Problem description →
Give only the number of lines in the data that contain the word "fatto".

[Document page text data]
>>>>>
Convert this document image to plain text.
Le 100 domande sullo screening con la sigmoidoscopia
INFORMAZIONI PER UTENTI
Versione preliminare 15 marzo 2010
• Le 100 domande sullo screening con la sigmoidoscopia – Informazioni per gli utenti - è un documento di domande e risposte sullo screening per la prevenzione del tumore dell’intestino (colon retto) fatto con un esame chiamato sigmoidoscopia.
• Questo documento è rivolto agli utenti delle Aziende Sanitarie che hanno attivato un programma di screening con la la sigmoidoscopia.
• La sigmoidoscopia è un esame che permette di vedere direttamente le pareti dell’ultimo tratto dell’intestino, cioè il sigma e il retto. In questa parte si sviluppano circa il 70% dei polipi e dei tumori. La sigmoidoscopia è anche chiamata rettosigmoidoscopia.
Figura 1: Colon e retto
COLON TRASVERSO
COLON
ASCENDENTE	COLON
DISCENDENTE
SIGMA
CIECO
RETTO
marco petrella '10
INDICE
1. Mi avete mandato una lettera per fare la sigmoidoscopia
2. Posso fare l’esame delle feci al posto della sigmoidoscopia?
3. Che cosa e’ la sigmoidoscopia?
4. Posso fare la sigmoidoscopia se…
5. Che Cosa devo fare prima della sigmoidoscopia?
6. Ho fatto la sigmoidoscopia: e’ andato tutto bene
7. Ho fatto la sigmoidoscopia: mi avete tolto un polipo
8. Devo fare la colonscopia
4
<<<<<
Solution for this problem →
3